Challenge.
Skip the pictures and extract all of the lines exactly as written.

Begin

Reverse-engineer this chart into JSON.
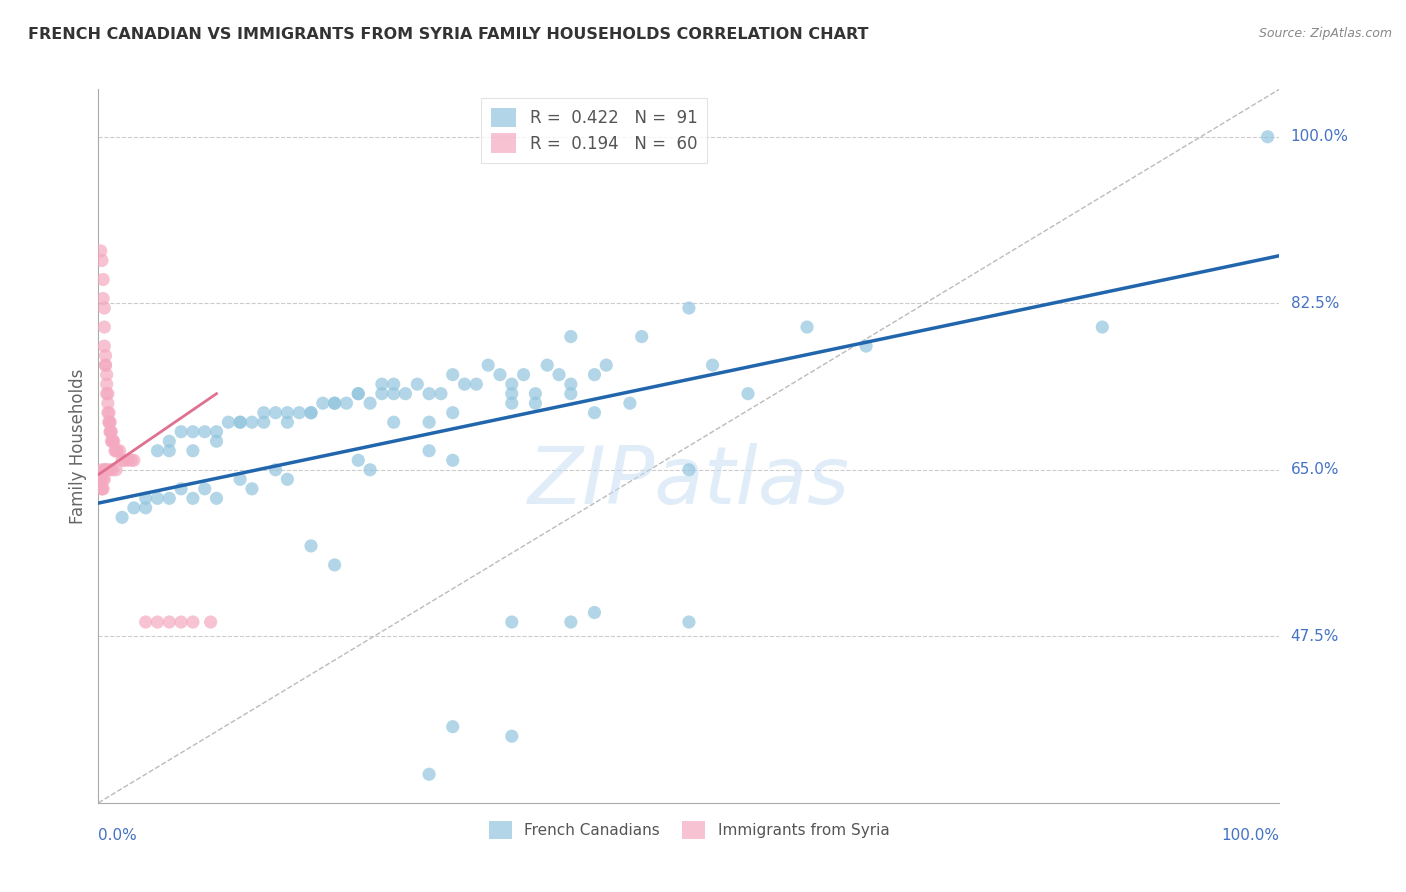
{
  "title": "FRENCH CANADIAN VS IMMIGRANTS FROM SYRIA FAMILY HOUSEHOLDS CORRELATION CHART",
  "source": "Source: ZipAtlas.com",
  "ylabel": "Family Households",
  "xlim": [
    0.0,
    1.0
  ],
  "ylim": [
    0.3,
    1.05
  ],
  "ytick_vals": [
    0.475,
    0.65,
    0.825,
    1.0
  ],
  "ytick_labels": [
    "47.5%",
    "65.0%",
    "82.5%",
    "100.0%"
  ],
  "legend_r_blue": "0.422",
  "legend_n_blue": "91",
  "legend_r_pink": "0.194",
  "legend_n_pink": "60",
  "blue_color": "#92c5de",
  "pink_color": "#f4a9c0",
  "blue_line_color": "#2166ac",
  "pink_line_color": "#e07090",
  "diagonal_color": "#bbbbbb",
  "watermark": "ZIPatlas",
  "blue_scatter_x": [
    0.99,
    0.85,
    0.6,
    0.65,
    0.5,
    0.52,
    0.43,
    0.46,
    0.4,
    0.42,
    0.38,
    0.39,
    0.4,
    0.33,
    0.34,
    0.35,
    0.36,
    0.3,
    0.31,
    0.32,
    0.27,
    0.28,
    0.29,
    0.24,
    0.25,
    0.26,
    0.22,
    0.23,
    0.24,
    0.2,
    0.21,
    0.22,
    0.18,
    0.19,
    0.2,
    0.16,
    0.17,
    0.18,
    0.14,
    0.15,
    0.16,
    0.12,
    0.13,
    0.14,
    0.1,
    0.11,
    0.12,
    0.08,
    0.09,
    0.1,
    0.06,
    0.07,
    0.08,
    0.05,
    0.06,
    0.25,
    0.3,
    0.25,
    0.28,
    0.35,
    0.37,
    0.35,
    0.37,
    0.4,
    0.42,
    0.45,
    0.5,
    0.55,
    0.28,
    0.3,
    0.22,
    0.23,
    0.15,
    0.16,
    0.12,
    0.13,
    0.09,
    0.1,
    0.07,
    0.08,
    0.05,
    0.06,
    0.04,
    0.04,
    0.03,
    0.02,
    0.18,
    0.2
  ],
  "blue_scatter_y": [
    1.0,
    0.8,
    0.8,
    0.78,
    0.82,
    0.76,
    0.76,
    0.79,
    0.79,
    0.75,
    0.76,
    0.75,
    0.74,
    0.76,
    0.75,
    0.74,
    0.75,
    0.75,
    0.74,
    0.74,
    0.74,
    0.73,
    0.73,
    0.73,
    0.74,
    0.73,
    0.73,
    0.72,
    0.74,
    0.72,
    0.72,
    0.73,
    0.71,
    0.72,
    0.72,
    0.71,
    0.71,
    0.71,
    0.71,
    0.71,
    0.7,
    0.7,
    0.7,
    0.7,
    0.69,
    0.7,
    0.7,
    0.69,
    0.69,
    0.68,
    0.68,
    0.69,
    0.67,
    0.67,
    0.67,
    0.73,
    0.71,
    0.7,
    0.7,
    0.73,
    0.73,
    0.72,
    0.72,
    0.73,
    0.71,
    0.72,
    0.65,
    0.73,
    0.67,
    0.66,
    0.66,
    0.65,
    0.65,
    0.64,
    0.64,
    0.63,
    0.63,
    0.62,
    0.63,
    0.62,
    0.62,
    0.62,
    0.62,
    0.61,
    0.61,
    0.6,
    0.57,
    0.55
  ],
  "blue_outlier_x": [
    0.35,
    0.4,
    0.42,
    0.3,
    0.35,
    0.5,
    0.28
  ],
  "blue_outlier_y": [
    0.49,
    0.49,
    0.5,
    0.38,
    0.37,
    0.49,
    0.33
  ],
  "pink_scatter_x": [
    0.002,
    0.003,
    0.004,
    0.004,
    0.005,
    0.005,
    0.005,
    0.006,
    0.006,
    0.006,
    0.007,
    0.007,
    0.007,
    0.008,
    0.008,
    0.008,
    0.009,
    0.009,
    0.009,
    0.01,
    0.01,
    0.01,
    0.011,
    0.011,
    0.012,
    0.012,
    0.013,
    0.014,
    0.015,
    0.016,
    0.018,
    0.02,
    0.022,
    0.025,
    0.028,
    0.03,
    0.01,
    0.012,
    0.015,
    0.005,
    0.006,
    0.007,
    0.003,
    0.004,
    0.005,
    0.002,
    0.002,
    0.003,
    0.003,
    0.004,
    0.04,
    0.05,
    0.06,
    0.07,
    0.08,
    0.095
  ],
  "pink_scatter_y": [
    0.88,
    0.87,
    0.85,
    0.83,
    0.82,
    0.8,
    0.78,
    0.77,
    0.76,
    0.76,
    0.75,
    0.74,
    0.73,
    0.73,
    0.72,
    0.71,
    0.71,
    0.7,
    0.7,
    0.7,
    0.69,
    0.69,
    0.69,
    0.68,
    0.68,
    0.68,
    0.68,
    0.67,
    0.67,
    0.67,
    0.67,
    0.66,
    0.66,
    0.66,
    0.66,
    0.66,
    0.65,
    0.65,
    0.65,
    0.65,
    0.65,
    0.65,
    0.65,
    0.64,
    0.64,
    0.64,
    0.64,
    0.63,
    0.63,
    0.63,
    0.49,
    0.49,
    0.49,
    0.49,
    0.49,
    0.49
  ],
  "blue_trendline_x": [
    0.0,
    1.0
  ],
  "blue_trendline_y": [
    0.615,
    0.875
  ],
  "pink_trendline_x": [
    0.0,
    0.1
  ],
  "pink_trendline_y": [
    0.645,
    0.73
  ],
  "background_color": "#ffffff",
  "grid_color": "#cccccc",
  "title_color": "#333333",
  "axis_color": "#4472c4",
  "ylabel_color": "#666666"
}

End

Reply.
Reverse-engineer this chart into JSON.
{
  "title": "FRENCH CANADIAN VS IMMIGRANTS FROM SYRIA FAMILY HOUSEHOLDS CORRELATION CHART",
  "source": "Source: ZipAtlas.com",
  "ylabel": "Family Households",
  "xlim": [
    0.0,
    1.0
  ],
  "ylim": [
    0.3,
    1.05
  ],
  "ytick_vals": [
    0.475,
    0.65,
    0.825,
    1.0
  ],
  "ytick_labels": [
    "47.5%",
    "65.0%",
    "82.5%",
    "100.0%"
  ],
  "legend_r_blue": "0.422",
  "legend_n_blue": "91",
  "legend_r_pink": "0.194",
  "legend_n_pink": "60",
  "blue_color": "#92c5de",
  "pink_color": "#f4a9c0",
  "blue_line_color": "#2166ac",
  "pink_line_color": "#e07090",
  "diagonal_color": "#bbbbbb",
  "watermark": "ZIPatlas",
  "blue_scatter_x": [
    0.99,
    0.85,
    0.6,
    0.65,
    0.5,
    0.52,
    0.43,
    0.46,
    0.4,
    0.42,
    0.38,
    0.39,
    0.4,
    0.33,
    0.34,
    0.35,
    0.36,
    0.3,
    0.31,
    0.32,
    0.27,
    0.28,
    0.29,
    0.24,
    0.25,
    0.26,
    0.22,
    0.23,
    0.24,
    0.2,
    0.21,
    0.22,
    0.18,
    0.19,
    0.2,
    0.16,
    0.17,
    0.18,
    0.14,
    0.15,
    0.16,
    0.12,
    0.13,
    0.14,
    0.1,
    0.11,
    0.12,
    0.08,
    0.09,
    0.1,
    0.06,
    0.07,
    0.08,
    0.05,
    0.06,
    0.25,
    0.3,
    0.25,
    0.28,
    0.35,
    0.37,
    0.35,
    0.37,
    0.4,
    0.42,
    0.45,
    0.5,
    0.55,
    0.28,
    0.3,
    0.22,
    0.23,
    0.15,
    0.16,
    0.12,
    0.13,
    0.09,
    0.1,
    0.07,
    0.08,
    0.05,
    0.06,
    0.04,
    0.04,
    0.03,
    0.02,
    0.18,
    0.2
  ],
  "blue_scatter_y": [
    1.0,
    0.8,
    0.8,
    0.78,
    0.82,
    0.76,
    0.76,
    0.79,
    0.79,
    0.75,
    0.76,
    0.75,
    0.74,
    0.76,
    0.75,
    0.74,
    0.75,
    0.75,
    0.74,
    0.74,
    0.74,
    0.73,
    0.73,
    0.73,
    0.74,
    0.73,
    0.73,
    0.72,
    0.74,
    0.72,
    0.72,
    0.73,
    0.71,
    0.72,
    0.72,
    0.71,
    0.71,
    0.71,
    0.71,
    0.71,
    0.7,
    0.7,
    0.7,
    0.7,
    0.69,
    0.7,
    0.7,
    0.69,
    0.69,
    0.68,
    0.68,
    0.69,
    0.67,
    0.67,
    0.67,
    0.73,
    0.71,
    0.7,
    0.7,
    0.73,
    0.73,
    0.72,
    0.72,
    0.73,
    0.71,
    0.72,
    0.65,
    0.73,
    0.67,
    0.66,
    0.66,
    0.65,
    0.65,
    0.64,
    0.64,
    0.63,
    0.63,
    0.62,
    0.63,
    0.62,
    0.62,
    0.62,
    0.62,
    0.61,
    0.61,
    0.6,
    0.57,
    0.55
  ],
  "blue_outlier_x": [
    0.35,
    0.4,
    0.42,
    0.3,
    0.35,
    0.5,
    0.28
  ],
  "blue_outlier_y": [
    0.49,
    0.49,
    0.5,
    0.38,
    0.37,
    0.49,
    0.33
  ],
  "pink_scatter_x": [
    0.002,
    0.003,
    0.004,
    0.004,
    0.005,
    0.005,
    0.005,
    0.006,
    0.006,
    0.006,
    0.007,
    0.007,
    0.007,
    0.008,
    0.008,
    0.008,
    0.009,
    0.009,
    0.009,
    0.01,
    0.01,
    0.01,
    0.011,
    0.011,
    0.012,
    0.012,
    0.013,
    0.014,
    0.015,
    0.016,
    0.018,
    0.02,
    0.022,
    0.025,
    0.028,
    0.03,
    0.01,
    0.012,
    0.015,
    0.005,
    0.006,
    0.007,
    0.003,
    0.004,
    0.005,
    0.002,
    0.002,
    0.003,
    0.003,
    0.004,
    0.04,
    0.05,
    0.06,
    0.07,
    0.08,
    0.095
  ],
  "pink_scatter_y": [
    0.88,
    0.87,
    0.85,
    0.83,
    0.82,
    0.8,
    0.78,
    0.77,
    0.76,
    0.76,
    0.75,
    0.74,
    0.73,
    0.73,
    0.72,
    0.71,
    0.71,
    0.7,
    0.7,
    0.7,
    0.69,
    0.69,
    0.69,
    0.68,
    0.68,
    0.68,
    0.68,
    0.67,
    0.67,
    0.67,
    0.67,
    0.66,
    0.66,
    0.66,
    0.66,
    0.66,
    0.65,
    0.65,
    0.65,
    0.65,
    0.65,
    0.65,
    0.65,
    0.64,
    0.64,
    0.64,
    0.64,
    0.63,
    0.63,
    0.63,
    0.49,
    0.49,
    0.49,
    0.49,
    0.49,
    0.49
  ],
  "blue_trendline_x": [
    0.0,
    1.0
  ],
  "blue_trendline_y": [
    0.615,
    0.875
  ],
  "pink_trendline_x": [
    0.0,
    0.1
  ],
  "pink_trendline_y": [
    0.645,
    0.73
  ],
  "background_color": "#ffffff",
  "grid_color": "#cccccc",
  "title_color": "#333333",
  "axis_color": "#4472c4",
  "ylabel_color": "#666666"
}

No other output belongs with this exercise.